§ **Request**
Search the material for the word "title" and copy each line that holds it.

-- start --

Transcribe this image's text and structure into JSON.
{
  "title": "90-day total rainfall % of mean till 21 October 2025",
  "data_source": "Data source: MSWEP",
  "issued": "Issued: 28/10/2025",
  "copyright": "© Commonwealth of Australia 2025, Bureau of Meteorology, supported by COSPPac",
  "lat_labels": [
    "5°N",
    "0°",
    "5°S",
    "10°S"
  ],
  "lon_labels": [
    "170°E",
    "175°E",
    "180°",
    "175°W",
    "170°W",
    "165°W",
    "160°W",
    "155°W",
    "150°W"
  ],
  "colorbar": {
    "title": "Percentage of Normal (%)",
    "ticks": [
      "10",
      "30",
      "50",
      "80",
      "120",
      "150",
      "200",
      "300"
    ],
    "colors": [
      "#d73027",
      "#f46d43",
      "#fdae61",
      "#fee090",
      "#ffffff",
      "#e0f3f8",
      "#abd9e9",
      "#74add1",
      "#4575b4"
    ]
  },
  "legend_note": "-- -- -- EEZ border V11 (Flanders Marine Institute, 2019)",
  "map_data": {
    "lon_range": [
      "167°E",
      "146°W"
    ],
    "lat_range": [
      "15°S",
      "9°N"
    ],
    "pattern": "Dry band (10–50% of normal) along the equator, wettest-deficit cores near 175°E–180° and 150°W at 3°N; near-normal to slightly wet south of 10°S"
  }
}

-- end --

§ **Correct output**
  "title": "90-day total rainfall % of mean till 21 October 2025",
    "title": "Percentage of Normal (%)",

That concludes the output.